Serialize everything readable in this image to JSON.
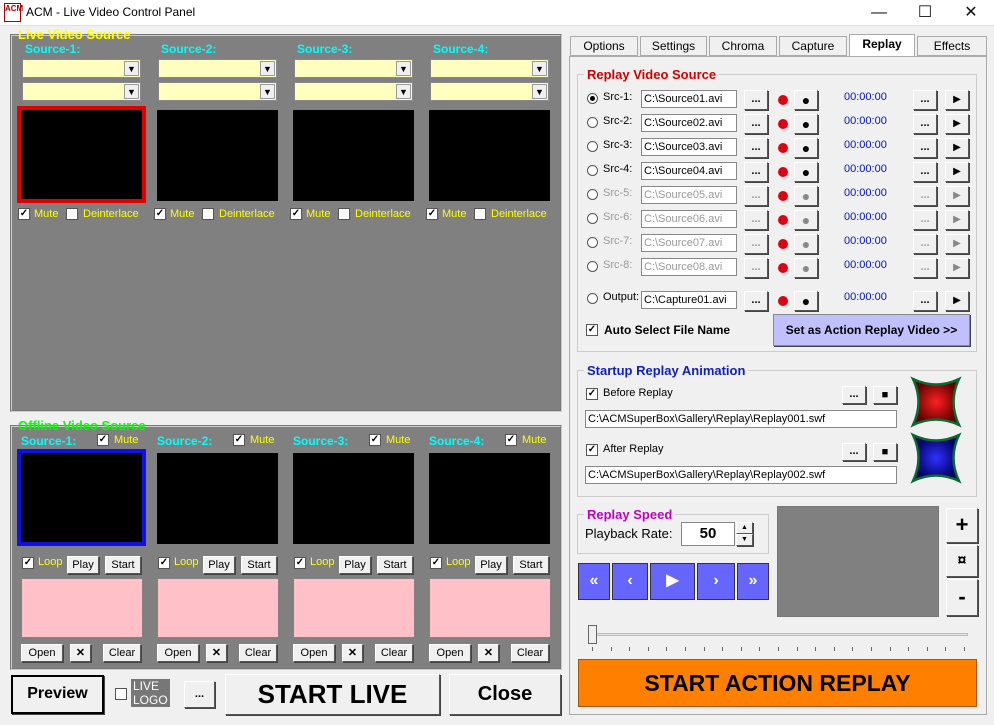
{
  "window": {
    "title": "ACM - Live Video Control Panel",
    "icon_text": "ACM",
    "minimize": "—",
    "maximize": "☐",
    "close": "✕"
  },
  "live": {
    "title": "Live Video Source",
    "sources": [
      "Source-1:",
      "Source-2:",
      "Source-3:",
      "Source-4:"
    ],
    "mute": "Mute",
    "deinterlace": "Deinterlace"
  },
  "offline": {
    "title": "Offline Video Source",
    "sources": [
      "Source-1:",
      "Source-2:",
      "Source-3:",
      "Source-4:"
    ],
    "mute": "Mute",
    "loop": "Loop",
    "play": "Play",
    "start": "Start",
    "open": "Open",
    "x": "✕",
    "clear": "Clear"
  },
  "bottom": {
    "preview": "Preview",
    "live_logo": "LIVE\nLOGO",
    "dots": "...",
    "start_live": "START LIVE",
    "close": "Close"
  },
  "tabs": [
    "Options",
    "Settings",
    "Chroma",
    "Capture",
    "Replay",
    "Effects"
  ],
  "replay_source": {
    "title": "Replay Video Source",
    "rows": [
      {
        "label": "Src-1:",
        "path": "C:\\Source01.avi",
        "time": "00:00:00",
        "enabled": true,
        "selected": true
      },
      {
        "label": "Src-2:",
        "path": "C:\\Source02.avi",
        "time": "00:00:00",
        "enabled": true,
        "selected": false
      },
      {
        "label": "Src-3:",
        "path": "C:\\Source03.avi",
        "time": "00:00:00",
        "enabled": true,
        "selected": false
      },
      {
        "label": "Src-4:",
        "path": "C:\\Source04.avi",
        "time": "00:00:00",
        "enabled": true,
        "selected": false
      },
      {
        "label": "Src-5:",
        "path": "C:\\Source05.avi",
        "time": "00:00:00",
        "enabled": false,
        "selected": false
      },
      {
        "label": "Src-6:",
        "path": "C:\\Source06.avi",
        "time": "00:00:00",
        "enabled": false,
        "selected": false
      },
      {
        "label": "Src-7:",
        "path": "C:\\Source07.avi",
        "time": "00:00:00",
        "enabled": false,
        "selected": false
      },
      {
        "label": "Src-8:",
        "path": "C:\\Source08.avi",
        "time": "00:00:00",
        "enabled": false,
        "selected": false
      }
    ],
    "output": {
      "label": "Output:",
      "path": "C:\\Capture01.avi",
      "time": "00:00:00"
    },
    "auto_select": "Auto Select File Name",
    "set_action": "Set as Action Replay Video >>",
    "dots": "...",
    "play": "▶",
    "rec": "●"
  },
  "startup": {
    "title": "Startup Replay Animation",
    "before": "Before Replay",
    "before_path": "C:\\ACMSuperBox\\Gallery\\Replay\\Replay001.swf",
    "after": "After Replay",
    "after_path": "C:\\ACMSuperBox\\Gallery\\Replay\\Replay002.swf",
    "dots": "...",
    "stop": "■"
  },
  "speed": {
    "title": "Replay Speed",
    "rate_label": "Playback Rate:",
    "rate": "50"
  },
  "nav": [
    "«",
    "‹",
    "▶",
    "›",
    "»"
  ],
  "side": {
    "plus": "+",
    "mid": "¤",
    "minus": "-"
  },
  "slider": {
    "position": 0.0
  },
  "action": {
    "label": "START ACTION REPLAY"
  },
  "colors": {
    "live_title": "#ffff00",
    "offline_title": "#00ff00",
    "accent": "#ff8000",
    "nav": "#6666ff"
  }
}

**Exercise details**
Repeat the data exactly, dropping every picture it holds.

**The answer**
Serialize everything readable in this image to JSON.
{
  "window": {
    "title": "ACM - Live Video Control Panel",
    "icon_text": "ACM",
    "minimize": "—",
    "maximize": "☐",
    "close": "✕"
  },
  "live": {
    "title": "Live Video Source",
    "sources": [
      "Source-1:",
      "Source-2:",
      "Source-3:",
      "Source-4:"
    ],
    "mute": "Mute",
    "deinterlace": "Deinterlace"
  },
  "offline": {
    "title": "Offline Video Source",
    "sources": [
      "Source-1:",
      "Source-2:",
      "Source-3:",
      "Source-4:"
    ],
    "mute": "Mute",
    "loop": "Loop",
    "play": "Play",
    "start": "Start",
    "open": "Open",
    "x": "✕",
    "clear": "Clear"
  },
  "bottom": {
    "preview": "Preview",
    "live_logo": "LIVE\nLOGO",
    "dots": "...",
    "start_live": "START LIVE",
    "close": "Close"
  },
  "tabs": [
    "Options",
    "Settings",
    "Chroma",
    "Capture",
    "Replay",
    "Effects"
  ],
  "replay_source": {
    "title": "Replay Video Source",
    "rows": [
      {
        "label": "Src-1:",
        "path": "C:\\Source01.avi",
        "time": "00:00:00",
        "enabled": true,
        "selected": true
      },
      {
        "label": "Src-2:",
        "path": "C:\\Source02.avi",
        "time": "00:00:00",
        "enabled": true,
        "selected": false
      },
      {
        "label": "Src-3:",
        "path": "C:\\Source03.avi",
        "time": "00:00:00",
        "enabled": true,
        "selected": false
      },
      {
        "label": "Src-4:",
        "path": "C:\\Source04.avi",
        "time": "00:00:00",
        "enabled": true,
        "selected": false
      },
      {
        "label": "Src-5:",
        "path": "C:\\Source05.avi",
        "time": "00:00:00",
        "enabled": false,
        "selected": false
      },
      {
        "label": "Src-6:",
        "path": "C:\\Source06.avi",
        "time": "00:00:00",
        "enabled": false,
        "selected": false
      },
      {
        "label": "Src-7:",
        "path": "C:\\Source07.avi",
        "time": "00:00:00",
        "enabled": false,
        "selected": false
      },
      {
        "label": "Src-8:",
        "path": "C:\\Source08.avi",
        "time": "00:00:00",
        "enabled": false,
        "selected": false
      }
    ],
    "output": {
      "label": "Output:",
      "path": "C:\\Capture01.avi",
      "time": "00:00:00"
    },
    "auto_select": "Auto Select File Name",
    "set_action": "Set as Action Replay Video >>",
    "dots": "...",
    "play": "▶",
    "rec": "●"
  },
  "startup": {
    "title": "Startup Replay Animation",
    "before": "Before Replay",
    "before_path": "C:\\ACMSuperBox\\Gallery\\Replay\\Replay001.swf",
    "after": "After Replay",
    "after_path": "C:\\ACMSuperBox\\Gallery\\Replay\\Replay002.swf",
    "dots": "...",
    "stop": "■"
  },
  "speed": {
    "title": "Replay Speed",
    "rate_label": "Playback Rate:",
    "rate": "50"
  },
  "nav": [
    "«",
    "‹",
    "▶",
    "›",
    "»"
  ],
  "side": {
    "plus": "+",
    "mid": "¤",
    "minus": "-"
  },
  "slider": {
    "position": 0.0
  },
  "action": {
    "label": "START ACTION REPLAY"
  },
  "colors": {
    "live_title": "#ffff00",
    "offline_title": "#00ff00",
    "accent": "#ff8000",
    "nav": "#6666ff"
  }
}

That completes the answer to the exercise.